▸ **Task requirements**
Retype each record below word for word. Leave the pictures out.

-- START --

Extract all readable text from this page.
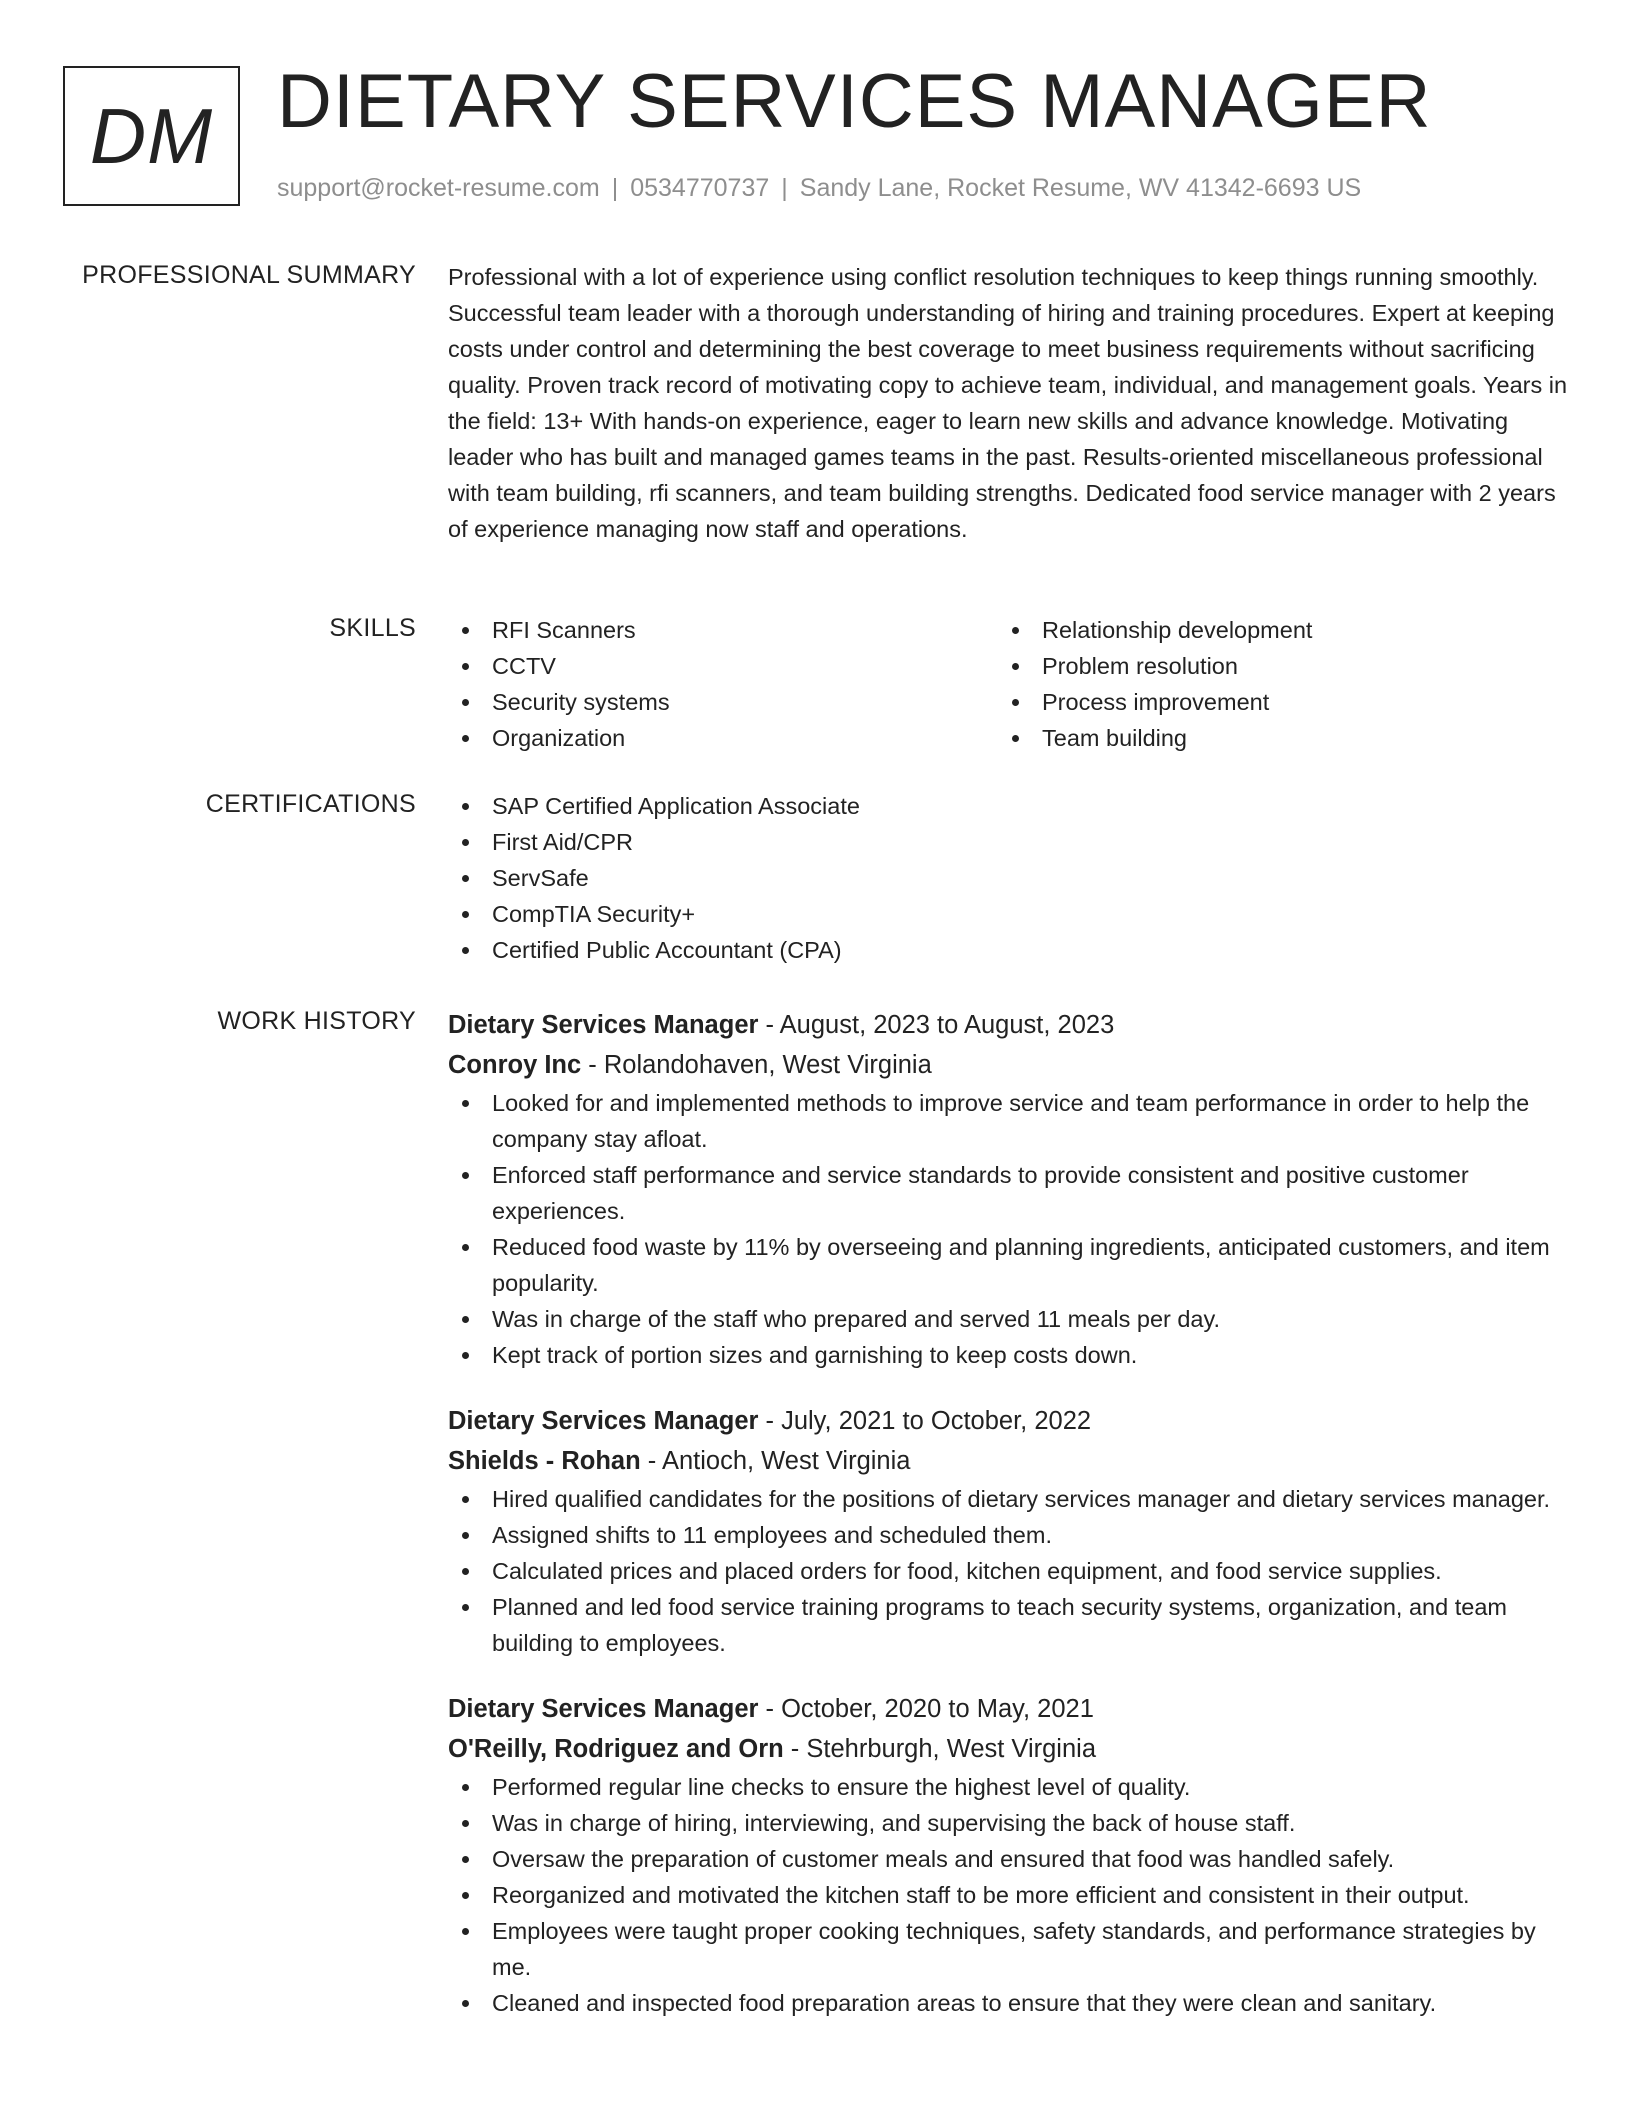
DM DIETARY SERVICES MANAGER
support@rocket-resume.com | 0534770737 | Sandy Lane, Rocket Resume, WV 41342-6693 US
PROFESSIONAL SUMMARY Professional with a lot of experience using conflict resolution techniques to keep things running smoothly. Successful team leader with a thorough understanding of hiring and training procedures. Expert at keeping costs under control and determining the best coverage to meet business requirements without sacrificing quality. Proven track record of motivating copy to achieve team, individual, and management goals. Years in the field: 13+ With hands-on experience, eager to learn new skills and advance knowledge. Motivating leader who has built and managed games teams in the past. Results-oriented miscellaneous professional with team building, rfi scanners, and team building strengths. Dedicated food service manager with 2 years of experience managing now staff and operations.
SKILLS	RFI Scanners
CCTV
Security systems
Organization
Relationship development
Problem resolution
Process improvement
Team building
CERTIFICATIONS	SAP Certified Application Associate
First Aid/CPR
ServSafe
CompTIA Security+
Certified Public Accountant (CPA)
WORK HISTORY Dietary Services Manager - August, 2023 to August, 2023
Conroy Inc - Rolandohaven, West Virginia
Looked for and implemented methods to improve service and team performance in order to help the company stay afloat.
Enforced staff performance and service standards to provide consistent and positive customer experiences.
Reduced food waste by 11% by overseeing and planning ingredients, anticipated customers, and item popularity.
Was in charge of the staff who prepared and served 11 meals per day.
Kept track of portion sizes and garnishing to keep costs down.
Dietary Services Manager - July, 2021 to October, 2022
Shields - Rohan - Antioch, West Virginia
Hired qualified candidates for the positions of dietary services manager and dietary services manager.
Assigned shifts to 11 employees and scheduled them.
Calculated prices and placed orders for food, kitchen equipment, and food service supplies.
Planned and led food service training programs to teach security systems, organization, and team building to employees.
Dietary Services Manager - October, 2020 to May, 2021
O'Reilly, Rodriguez and Orn - Stehrburgh, West Virginia
Performed regular line checks to ensure the highest level of quality.
Was in charge of hiring, interviewing, and supervising the back of house staff.
Oversaw the preparation of customer meals and ensured that food was handled safely.
Reorganized and motivated the kitchen staff to be more efficient and consistent in their output.
Employees were taught proper cooking techniques, safety standards, and performance strategies by me.
Cleaned and inspected food preparation areas to ensure that they were clean and sanitary.
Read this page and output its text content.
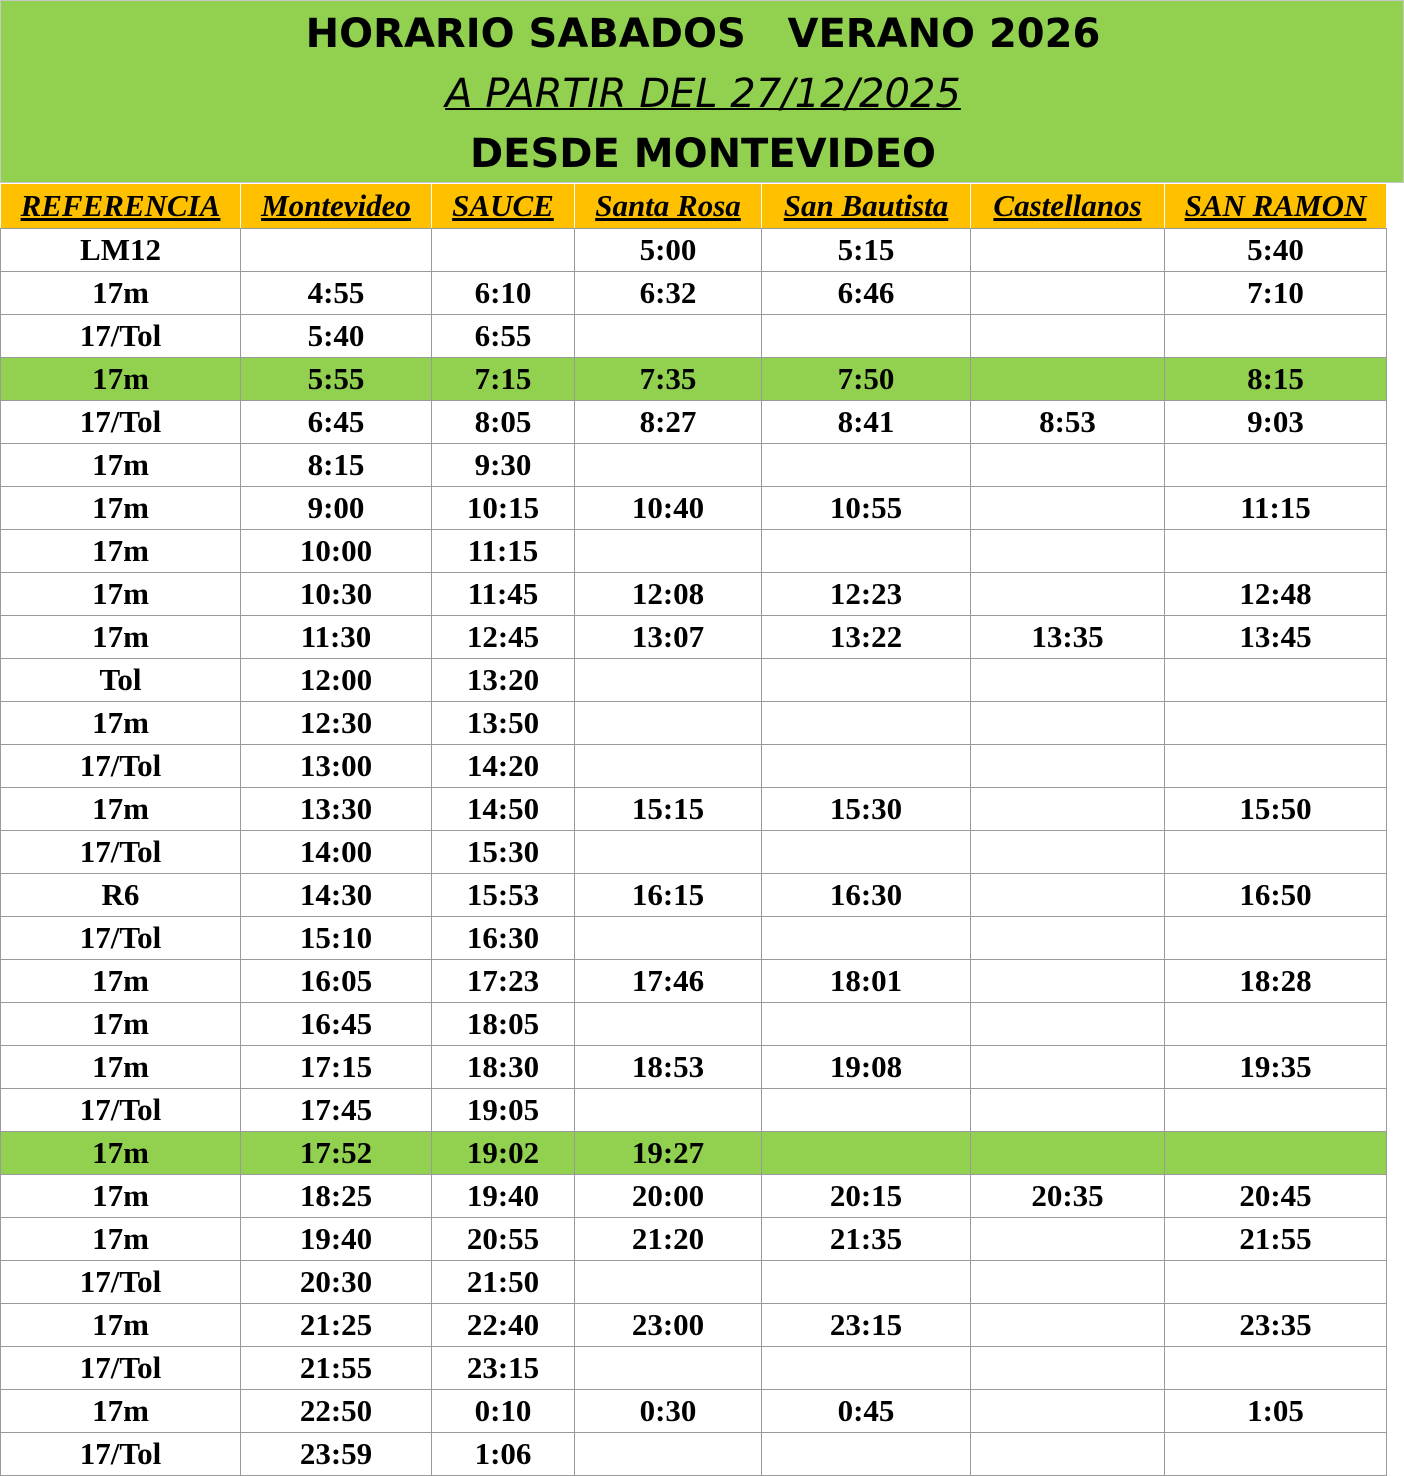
HORARIO SABADOS   VERANO 2026
A PARTIR DEL 27/12/2025
DESDE MONTEVIDEO
REFERENCIA	Montevideo	SAUCE	Santa Rosa	San Bautista	Castellanos	SAN RAMON
LM12			5:00	5:15		5:40
17m	4:55	6:10	6:32	6:46		7:10
17/Tol	5:40	6:55				
17m	5:55	7:15	7:35	7:50		8:15
17/Tol	6:45	8:05	8:27	8:41	8:53	9:03
17m	8:15	9:30				
17m	9:00	10:15	10:40	10:55		11:15
17m	10:00	11:15				
17m	10:30	11:45	12:08	12:23		12:48
17m	11:30	12:45	13:07	13:22	13:35	13:45
Tol	12:00	13:20				
17m	12:30	13:50				
17/Tol	13:00	14:20				
17m	13:30	14:50	15:15	15:30		15:50
17/Tol	14:00	15:30				
R6	14:30	15:53	16:15	16:30		16:50
17/Tol	15:10	16:30				
17m	16:05	17:23	17:46	18:01		18:28
17m	16:45	18:05				
17m	17:15	18:30	18:53	19:08		19:35
17/Tol	17:45	19:05				
17m	17:52	19:02	19:27			
17m	18:25	19:40	20:00	20:15	20:35	20:45
17m	19:40	20:55	21:20	21:35		21:55
17/Tol	20:30	21:50				
17m	21:25	22:40	23:00	23:15		23:35
17/Tol	21:55	23:15				
17m	22:50	0:10	0:30	0:45		1:05
17/Tol	23:59	1:06				
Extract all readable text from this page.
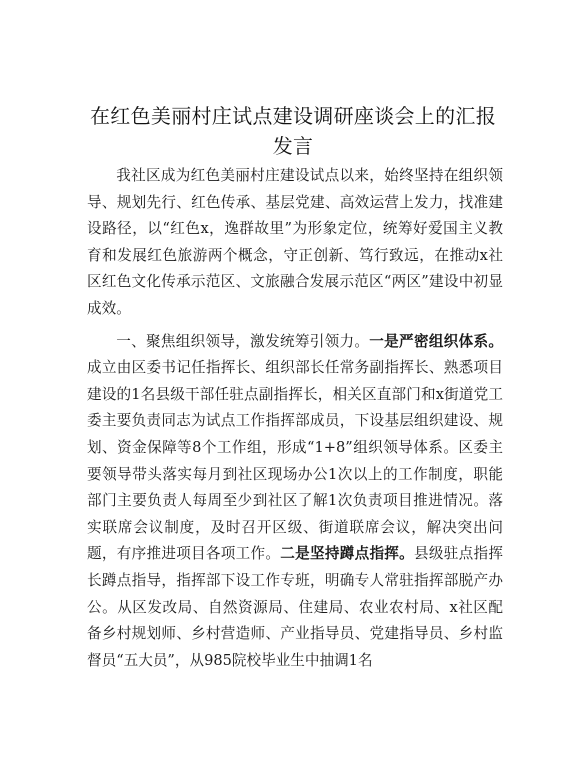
在红色美丽村庄试点建设调研座谈会上的汇报发言

我社区成为红色美丽村庄建设试点以来，始终坚持在组织领导、规划先行、红色传承、基层党建、高效运营上发力，找准建设路径，以“红色x，逸群故里”为形象定位，统筹好爱国主义教育和发展红色旅游两个概念，守正创新、笃行致远，在推动x社区红色文化传承示范区、文旅融合发展示范区“两区”建设中初显成效。

一、聚焦组织领导，激发统筹引领力。一是严密组织体系。成立由区委书记任指挥长、组织部长任常务副指挥长、熟悉项目建设的1名县级干部任驻点副指挥长，相关区直部门和x街道党工委主要负责同志为试点工作指挥部成员，下设基层组织建设、规划、资金保障等8个工作组，形成“1+8”组织领导体系。区委主要领导带头落实每月到社区现场办公1次以上的工作制度，职能部门主要负责人每周至少到社区了解1次负责项目推进情况。落实联席会议制度，及时召开区级、街道联席会议，解决突出问题，有序推进项目各项工作。二是坚持蹲点指挥。县级驻点指挥长蹲点指导，指挥部下设工作专班，明确专人常驻指挥部脱产办公。从区发改局、自然资源局、住建局、农业农村局、x社区配备乡村规划师、乡村营造师、产业指导员、党建指导员、乡村监督员“五大员”，从985院校毕业生中抽调1名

-- END --

▸ **Response**
Extract all readable text from this page.
DM DIETARY SERVICES MANAGER
support@rocket-resume.com | 0534770737 | Sandy Lane, Rocket Resume, WV 41342-6693 US
PROFESSIONAL SUMMARY Professional with a lot of experience using conflict resolution techniques to keep things running smoothly. Successful team leader with a thorough understanding of hiring and training procedures. Expert at keeping costs under control and determining the best coverage to meet business requirements without sacrificing quality. Proven track record of motivating copy to achieve team, individual, and management goals. Years in the field: 13+ With hands-on experience, eager to learn new skills and advance knowledge. Motivating leader who has built and managed games teams in the past. Results-oriented miscellaneous professional with team building, rfi scanners, and team building strengths. Dedicated food service manager with 2 years of experience managing now staff and operations.
SKILLS	RFI Scanners
CCTV
Security systems
Organization
Relationship development
Problem resolution
Process improvement
Team building
CERTIFICATIONS	SAP Certified Application Associate
First Aid/CPR
ServSafe
CompTIA Security+
Certified Public Accountant (CPA)
WORK HISTORY Dietary Services Manager - August, 2023 to August, 2023
Conroy Inc - Rolandohaven, West Virginia
Looked for and implemented methods to improve service and team performance in order to help the company stay afloat.
Enforced staff performance and service standards to provide consistent and positive customer experiences.
Reduced food waste by 11% by overseeing and planning ingredients, anticipated customers, and item popularity.
Was in charge of the staff who prepared and served 11 meals per day.
Kept track of portion sizes and garnishing to keep costs down.
Dietary Services Manager - July, 2021 to October, 2022
Shields - Rohan - Antioch, West Virginia
Hired qualified candidates for the positions of dietary services manager and dietary services manager.
Assigned shifts to 11 employees and scheduled them.
Calculated prices and placed orders for food, kitchen equipment, and food service supplies.
Planned and led food service training programs to teach security systems, organization, and team building to employees.
Dietary Services Manager - October, 2020 to May, 2021
O'Reilly, Rodriguez and Orn - Stehrburgh, West Virginia
Performed regular line checks to ensure the highest level of quality.
Was in charge of hiring, interviewing, and supervising the back of house staff.
Oversaw the preparation of customer meals and ensured that food was handled safely.
Reorganized and motivated the kitchen staff to be more efficient and consistent in their output.
Employees were taught proper cooking techniques, safety standards, and performance strategies by me.
Cleaned and inspected food preparation areas to ensure that they were clean and sanitary.
Read this page and output its text content.
HORARIO SABADOS   VERANO 2026
A PARTIR DEL 27/12/2025
DESDE MONTEVIDEO
REFERENCIA	Montevideo	SAUCE	Santa Rosa	San Bautista	Castellanos	SAN RAMON
LM12			5:00	5:15		5:40
17m	4:55	6:10	6:32	6:46		7:10
17/Tol	5:40	6:55				
17m	5:55	7:15	7:35	7:50		8:15
17/Tol	6:45	8:05	8:27	8:41	8:53	9:03
17m	8:15	9:30				
17m	9:00	10:15	10:40	10:55		11:15
17m	10:00	11:15				
17m	10:30	11:45	12:08	12:23		12:48
17m	11:30	12:45	13:07	13:22	13:35	13:45
Tol	12:00	13:20				
17m	12:30	13:50				
17/Tol	13:00	14:20				
17m	13:30	14:50	15:15	15:30		15:50
17/Tol	14:00	15:30				
R6	14:30	15:53	16:15	16:30		16:50
17/Tol	15:10	16:30				
17m	16:05	17:23	17:46	18:01		18:28
17m	16:45	18:05				
17m	17:15	18:30	18:53	19:08		19:35
17/Tol	17:45	19:05				
17m	17:52	19:02	19:27			
17m	18:25	19:40	20:00	20:15	20:35	20:45
17m	19:40	20:55	21:20	21:35		21:55
17/Tol	20:30	21:50				
17m	21:25	22:40	23:00	23:15		23:35
17/Tol	21:55	23:15				
17m	22:50	0:10	0:30	0:45		1:05
17/Tol	23:59	1:06				
Extract all readable text from this page.
在红色美丽村庄试点建设调研座谈会上的汇报发言

我社区成为红色美丽村庄建设试点以来，始终坚持在组织领导、规划先行、红色传承、基层党建、高效运营上发力，找准建设路径，以“红色x，逸群故里”为形象定位，统筹好爱国主义教育和发展红色旅游两个概念，守正创新、笃行致远，在推动x社区红色文化传承示范区、文旅融合发展示范区“两区”建设中初显成效。

一、聚焦组织领导，激发统筹引领力。一是严密组织体系。成立由区委书记任指挥长、组织部长任常务副指挥长、熟悉项目建设的1名县级干部任驻点副指挥长，相关区直部门和x街道党工委主要负责同志为试点工作指挥部成员，下设基层组织建设、规划、资金保障等8个工作组，形成“1+8”组织领导体系。区委主要领导带头落实每月到社区现场办公1次以上的工作制度，职能部门主要负责人每周至少到社区了解1次负责项目推进情况。落实联席会议制度，及时召开区级、街道联席会议，解决突出问题，有序推进项目各项工作。二是坚持蹲点指挥。县级驻点指挥长蹲点指导，指挥部下设工作专班，明确专人常驻指挥部脱产办公。从区发改局、自然资源局、住建局、农业农村局、x社区配备乡村规划师、乡村营造师、产业指导员、党建指导员、乡村监督员“五大员”，从985院校毕业生中抽调1名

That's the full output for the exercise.